──────── Material to process ────────

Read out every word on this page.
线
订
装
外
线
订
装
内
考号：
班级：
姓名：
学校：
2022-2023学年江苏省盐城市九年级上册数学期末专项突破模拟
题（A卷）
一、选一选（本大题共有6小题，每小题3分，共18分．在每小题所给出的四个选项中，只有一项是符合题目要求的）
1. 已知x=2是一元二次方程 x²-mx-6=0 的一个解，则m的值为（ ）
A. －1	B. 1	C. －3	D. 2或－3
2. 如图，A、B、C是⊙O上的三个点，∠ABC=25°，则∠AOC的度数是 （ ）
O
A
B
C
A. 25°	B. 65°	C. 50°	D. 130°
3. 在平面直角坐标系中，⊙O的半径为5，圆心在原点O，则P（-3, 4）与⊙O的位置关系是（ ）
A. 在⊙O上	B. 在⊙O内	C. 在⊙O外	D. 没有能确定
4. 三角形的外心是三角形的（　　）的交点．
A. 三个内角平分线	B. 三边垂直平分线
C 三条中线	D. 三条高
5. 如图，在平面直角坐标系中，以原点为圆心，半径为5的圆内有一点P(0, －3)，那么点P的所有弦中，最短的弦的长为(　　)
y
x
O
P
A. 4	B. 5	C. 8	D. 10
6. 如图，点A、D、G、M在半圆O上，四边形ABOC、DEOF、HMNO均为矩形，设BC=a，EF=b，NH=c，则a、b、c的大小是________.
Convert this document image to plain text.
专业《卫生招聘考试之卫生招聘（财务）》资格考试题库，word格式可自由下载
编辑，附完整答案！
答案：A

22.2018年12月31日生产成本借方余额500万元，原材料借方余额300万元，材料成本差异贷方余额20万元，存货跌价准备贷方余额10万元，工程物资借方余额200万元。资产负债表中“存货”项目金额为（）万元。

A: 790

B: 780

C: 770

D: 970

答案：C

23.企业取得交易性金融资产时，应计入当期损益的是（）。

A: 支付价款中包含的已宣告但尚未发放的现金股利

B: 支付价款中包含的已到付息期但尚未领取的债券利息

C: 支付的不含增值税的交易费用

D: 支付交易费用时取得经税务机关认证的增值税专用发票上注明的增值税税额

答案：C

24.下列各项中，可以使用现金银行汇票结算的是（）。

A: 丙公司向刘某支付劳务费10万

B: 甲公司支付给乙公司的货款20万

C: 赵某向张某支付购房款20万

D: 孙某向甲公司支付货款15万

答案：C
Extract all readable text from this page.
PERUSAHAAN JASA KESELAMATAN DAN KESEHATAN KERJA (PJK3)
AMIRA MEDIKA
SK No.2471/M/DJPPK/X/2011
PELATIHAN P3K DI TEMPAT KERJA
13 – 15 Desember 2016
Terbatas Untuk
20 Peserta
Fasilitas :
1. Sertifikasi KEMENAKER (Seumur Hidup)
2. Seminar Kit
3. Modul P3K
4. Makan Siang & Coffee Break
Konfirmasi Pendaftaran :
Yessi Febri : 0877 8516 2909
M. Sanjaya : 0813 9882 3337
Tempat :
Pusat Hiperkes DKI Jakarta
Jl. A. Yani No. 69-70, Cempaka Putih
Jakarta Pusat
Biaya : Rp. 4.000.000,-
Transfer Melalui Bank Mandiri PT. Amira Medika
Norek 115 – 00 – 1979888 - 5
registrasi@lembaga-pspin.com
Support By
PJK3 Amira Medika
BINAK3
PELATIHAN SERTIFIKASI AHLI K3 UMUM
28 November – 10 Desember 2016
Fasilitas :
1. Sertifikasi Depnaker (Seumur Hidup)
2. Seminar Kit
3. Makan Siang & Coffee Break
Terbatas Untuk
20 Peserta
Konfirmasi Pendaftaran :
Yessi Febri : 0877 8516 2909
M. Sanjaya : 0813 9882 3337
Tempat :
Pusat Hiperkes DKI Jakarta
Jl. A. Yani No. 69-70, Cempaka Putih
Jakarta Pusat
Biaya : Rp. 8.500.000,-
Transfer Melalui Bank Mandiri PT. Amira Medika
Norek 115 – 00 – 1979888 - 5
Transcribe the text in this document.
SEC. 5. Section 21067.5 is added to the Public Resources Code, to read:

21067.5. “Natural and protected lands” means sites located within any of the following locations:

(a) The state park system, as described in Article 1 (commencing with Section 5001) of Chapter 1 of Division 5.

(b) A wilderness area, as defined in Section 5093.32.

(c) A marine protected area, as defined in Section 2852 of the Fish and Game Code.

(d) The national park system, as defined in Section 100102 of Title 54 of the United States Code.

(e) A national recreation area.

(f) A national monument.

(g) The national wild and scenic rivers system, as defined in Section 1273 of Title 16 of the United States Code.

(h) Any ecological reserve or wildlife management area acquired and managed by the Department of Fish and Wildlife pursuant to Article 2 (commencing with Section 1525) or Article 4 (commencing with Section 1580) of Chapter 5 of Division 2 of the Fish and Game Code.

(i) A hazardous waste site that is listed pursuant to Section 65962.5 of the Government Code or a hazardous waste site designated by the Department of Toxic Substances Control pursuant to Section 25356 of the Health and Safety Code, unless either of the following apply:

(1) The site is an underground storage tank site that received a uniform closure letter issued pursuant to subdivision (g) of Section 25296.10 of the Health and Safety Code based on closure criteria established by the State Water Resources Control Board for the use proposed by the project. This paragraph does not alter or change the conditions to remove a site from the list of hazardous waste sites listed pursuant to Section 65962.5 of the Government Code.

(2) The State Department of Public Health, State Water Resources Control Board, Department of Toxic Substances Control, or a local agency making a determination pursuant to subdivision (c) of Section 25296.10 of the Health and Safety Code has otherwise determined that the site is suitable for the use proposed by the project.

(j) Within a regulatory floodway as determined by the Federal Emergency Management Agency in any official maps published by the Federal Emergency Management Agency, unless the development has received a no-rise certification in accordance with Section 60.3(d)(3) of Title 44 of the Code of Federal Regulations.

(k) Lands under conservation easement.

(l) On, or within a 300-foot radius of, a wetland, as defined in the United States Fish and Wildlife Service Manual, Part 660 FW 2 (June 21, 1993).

────────

### Problem details
Restate each record word for word.

### Solution to the problem
Read out every word on this page.
线
订
装
外
线
订
装
内
考号：
班级：
姓名：
学校：
2022-2023学年江苏省盐城市九年级上册数学期末专项突破模拟
题（A卷）
一、选一选（本大题共有6小题，每小题3分，共18分．在每小题所给出的四个选项中，只有一项是符合题目要求的）
1. 已知x=2是一元二次方程 x²-mx-6=0 的一个解，则m的值为（ ）
A. －1	B. 1	C. －3	D. 2或－3
2. 如图，A、B、C是⊙O上的三个点，∠ABC=25°，则∠AOC的度数是 （ ）
O
A
B
C
A. 25°	B. 65°	C. 50°	D. 130°
3. 在平面直角坐标系中，⊙O的半径为5，圆心在原点O，则P（-3, 4）与⊙O的位置关系是（ ）
A. 在⊙O上	B. 在⊙O内	C. 在⊙O外	D. 没有能确定
4. 三角形的外心是三角形的（　　）的交点．
A. 三个内角平分线	B. 三边垂直平分线
C 三条中线	D. 三条高
5. 如图，在平面直角坐标系中，以原点为圆心，半径为5的圆内有一点P(0, －3)，那么点P的所有弦中，最短的弦的长为(　　)
y
x
O
P
A. 4	B. 5	C. 8	D. 10
6. 如图，点A、D、G、M在半圆O上，四边形ABOC、DEOF、HMNO均为矩形，设BC=a，EF=b，NH=c，则a、b、c的大小是________.
Convert this document image to plain text.
专业《卫生招聘考试之卫生招聘（财务）》资格考试题库，word格式可自由下载
编辑，附完整答案！
答案：A

22.2018年12月31日生产成本借方余额500万元，原材料借方余额300万元，材料成本差异贷方余额20万元，存货跌价准备贷方余额10万元，工程物资借方余额200万元。资产负债表中“存货”项目金额为（）万元。

A: 790

B: 780

C: 770

D: 970

答案：C

23.企业取得交易性金融资产时，应计入当期损益的是（）。

A: 支付价款中包含的已宣告但尚未发放的现金股利

B: 支付价款中包含的已到付息期但尚未领取的债券利息

C: 支付的不含增值税的交易费用

D: 支付交易费用时取得经税务机关认证的增值税专用发票上注明的增值税税额

答案：C

24.下列各项中，可以使用现金银行汇票结算的是（）。

A: 丙公司向刘某支付劳务费10万

B: 甲公司支付给乙公司的货款20万

C: 赵某向张某支付购房款20万

D: 孙某向甲公司支付货款15万

答案：C
Extract all readable text from this page.
PERUSAHAAN JASA KESELAMATAN DAN KESEHATAN KERJA (PJK3)
AMIRA MEDIKA
SK No.2471/M/DJPPK/X/2011
PELATIHAN P3K DI TEMPAT KERJA
13 – 15 Desember 2016
Terbatas Untuk
20 Peserta
Fasilitas :
1. Sertifikasi KEMENAKER (Seumur Hidup)
2. Seminar Kit
3. Modul P3K
4. Makan Siang & Coffee Break
Konfirmasi Pendaftaran :
Yessi Febri : 0877 8516 2909
M. Sanjaya : 0813 9882 3337
Tempat :
Pusat Hiperkes DKI Jakarta
Jl. A. Yani No. 69-70, Cempaka Putih
Jakarta Pusat
Biaya : Rp. 4.000.000,-
Transfer Melalui Bank Mandiri PT. Amira Medika
Norek 115 – 00 – 1979888 - 5
registrasi@lembaga-pspin.com
Support By
PJK3 Amira Medika
BINAK3
PELATIHAN SERTIFIKASI AHLI K3 UMUM
28 November – 10 Desember 2016
Fasilitas :
1. Sertifikasi Depnaker (Seumur Hidup)
2. Seminar Kit
3. Makan Siang & Coffee Break
Terbatas Untuk
20 Peserta
Konfirmasi Pendaftaran :
Yessi Febri : 0877 8516 2909
M. Sanjaya : 0813 9882 3337
Tempat :
Pusat Hiperkes DKI Jakarta
Jl. A. Yani No. 69-70, Cempaka Putih
Jakarta Pusat
Biaya : Rp. 8.500.000,-
Transfer Melalui Bank Mandiri PT. Amira Medika
Norek 115 – 00 – 1979888 - 5
Transcribe the text in this document.
SEC. 5. Section 21067.5 is added to the Public Resources Code, to read:

21067.5. “Natural and protected lands” means sites located within any of the following locations:

(a) The state park system, as described in Article 1 (commencing with Section 5001) of Chapter 1 of Division 5.

(b) A wilderness area, as defined in Section 5093.32.

(c) A marine protected area, as defined in Section 2852 of the Fish and Game Code.

(d) The national park system, as defined in Section 100102 of Title 54 of the United States Code.

(e) A national recreation area.

(f) A national monument.

(g) The national wild and scenic rivers system, as defined in Section 1273 of Title 16 of the United States Code.

(h) Any ecological reserve or wildlife management area acquired and managed by the Department of Fish and Wildlife pursuant to Article 2 (commencing with Section 1525) or Article 4 (commencing with Section 1580) of Chapter 5 of Division 2 of the Fish and Game Code.

(i) A hazardous waste site that is listed pursuant to Section 65962.5 of the Government Code or a hazardous waste site designated by the Department of Toxic Substances Control pursuant to Section 25356 of the Health and Safety Code, unless either of the following apply:

(1) The site is an underground storage tank site that received a uniform closure letter issued pursuant to subdivision (g) of Section 25296.10 of the Health and Safety Code based on closure criteria established by the State Water Resources Control Board for the use proposed by the project. This paragraph does not alter or change the conditions to remove a site from the list of hazardous waste sites listed pursuant to Section 65962.5 of the Government Code.

(2) The State Department of Public Health, State Water Resources Control Board, Department of Toxic Substances Control, or a local agency making a determination pursuant to subdivision (c) of Section 25296.10 of the Health and Safety Code has otherwise determined that the site is suitable for the use proposed by the project.

(j) Within a regulatory floodway as determined by the Federal Emergency Management Agency in any official maps published by the Federal Emergency Management Agency, unless the development has received a no-rise certification in accordance with Section 60.3(d)(3) of Title 44 of the Code of Federal Regulations.

(k) Lands under conservation easement.

(l) On, or within a 300-foot radius of, a wetland, as defined in the United States Fish and Wildlife Service Manual, Part 660 FW 2 (June 21, 1993).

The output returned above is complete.